[start SOURCE RECORDS]

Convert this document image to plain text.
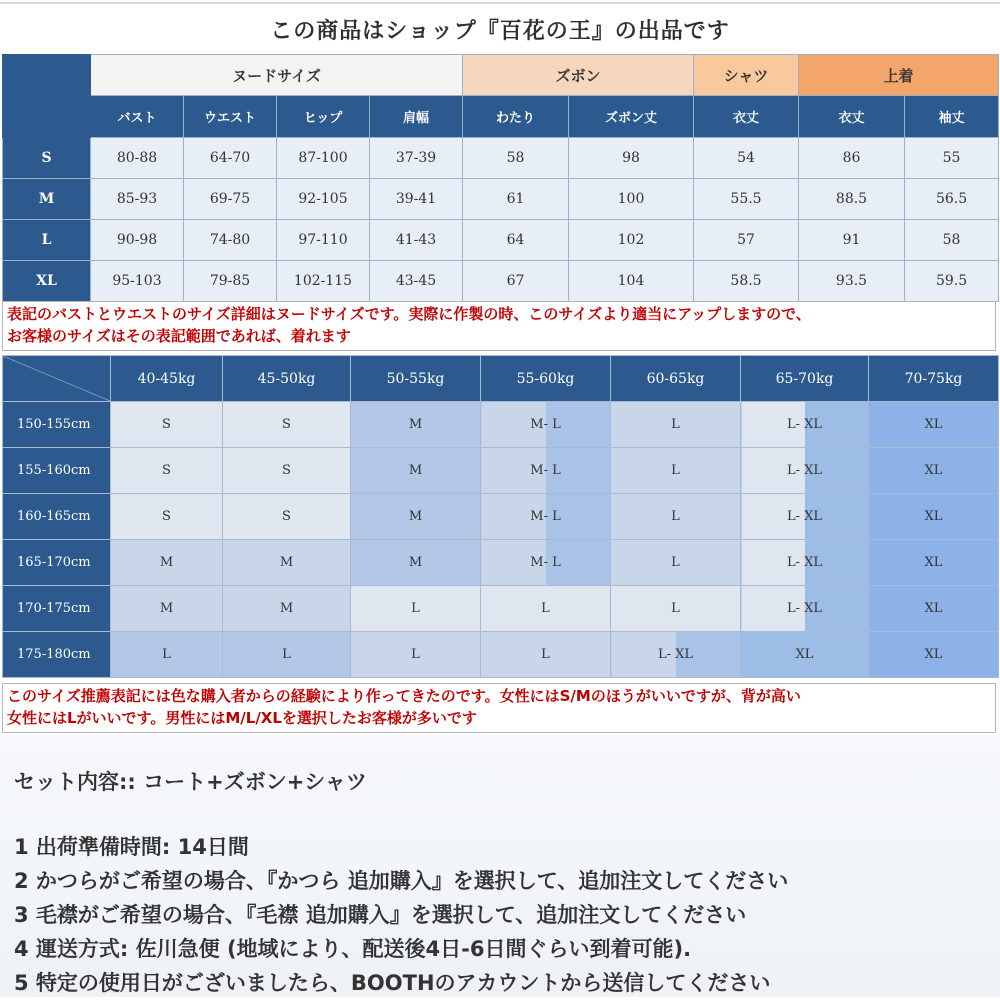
この商品はショップ『百花の王』の出品です
	ヌードサイズ				ズボン		シャツ	上着	
	バスト	ウエスト	ヒップ	肩幅	わたり	ズボン丈	衣丈	衣丈	袖丈
S	80-88	64-70	87-100	37-39	58	98	54	86	55
M	85-93	69-75	92-105	39-41	61	100	55.5	88.5	56.5
L	90-98	74-80	97-110	41-43	64	102	57	91	58
XL	95-103	79-85	102-115	43-45	67	104	58.5	93.5	59.5
表記のバストとウエストのサイズ詳細はヌードサイズです。実際に作製の時、このサイズより適当にアップしますので、
お客様のサイズはその表記範囲であれば、着れます
	40-45kg	45-50kg	50-55kg	55-60kg	60-65kg	65-70kg	70-75kg
150-155cm	S	S	M	M- L	L	L- XL	XL
155-160cm	S	S	M	M- L	L	L- XL	XL
160-165cm	S	S	M	M- L	L	L- XL	XL
165-170cm	M	M	M	M- L	L	L- XL	XL
170-175cm	M	M	L	L	L	L- XL	XL
175-180cm	L	L	L	L	L- XL	XL	XL
このサイズ推薦表記には色な購入者からの経験により作ってきたのです。女性にはS/Mのほうがいいですが、背が高い
女性にはLがいいです。男性にはM/L/XLを選択したお客様が多いです
セット内容:: コート+ズボン+シャツ
1 出荷準備時間: 14日間
2 かつらがご希望の場合、『かつら 追加購入』を選択して、追加注文してください
3 毛襟がご希望の場合、『毛襟 追加購入』を選択して、追加注文してください
4 運送方式: 佐川急便 (地域により、配送後4日-6日間ぐらい到着可能).
5 特定の使用日がございましたら、BOOTHのアカウントから送信してください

[end SOURCE RECORDS]

## THE REQUEST
Print each of the records above exactly as written, leaving no picture in the copy.

## ANSWER TO THIS TASK
Convert this document image to plain text.
この商品はショップ『百花の王』の出品です
	ヌードサイズ				ズボン		シャツ	上着	
	バスト	ウエスト	ヒップ	肩幅	わたり	ズボン丈	衣丈	衣丈	袖丈
S	80-88	64-70	87-100	37-39	58	98	54	86	55
M	85-93	69-75	92-105	39-41	61	100	55.5	88.5	56.5
L	90-98	74-80	97-110	41-43	64	102	57	91	58
XL	95-103	79-85	102-115	43-45	67	104	58.5	93.5	59.5
表記のバストとウエストのサイズ詳細はヌードサイズです。実際に作製の時、このサイズより適当にアップしますので、
お客様のサイズはその表記範囲であれば、着れます
	40-45kg	45-50kg	50-55kg	55-60kg	60-65kg	65-70kg	70-75kg
150-155cm	S	S	M	M- L	L	L- XL	XL
155-160cm	S	S	M	M- L	L	L- XL	XL
160-165cm	S	S	M	M- L	L	L- XL	XL
165-170cm	M	M	M	M- L	L	L- XL	XL
170-175cm	M	M	L	L	L	L- XL	XL
175-180cm	L	L	L	L	L- XL	XL	XL
このサイズ推薦表記には色な購入者からの経験により作ってきたのです。女性にはS/Mのほうがいいですが、背が高い
女性にはLがいいです。男性にはM/L/XLを選択したお客様が多いです
セット内容:: コート+ズボン+シャツ
1 出荷準備時間: 14日間
2 かつらがご希望の場合、『かつら 追加購入』を選択して、追加注文してください
3 毛襟がご希望の場合、『毛襟 追加購入』を選択して、追加注文してください
4 運送方式: 佐川急便 (地域により、配送後4日-6日間ぐらい到着可能).
5 特定の使用日がございましたら、BOOTHのアカウントから送信してください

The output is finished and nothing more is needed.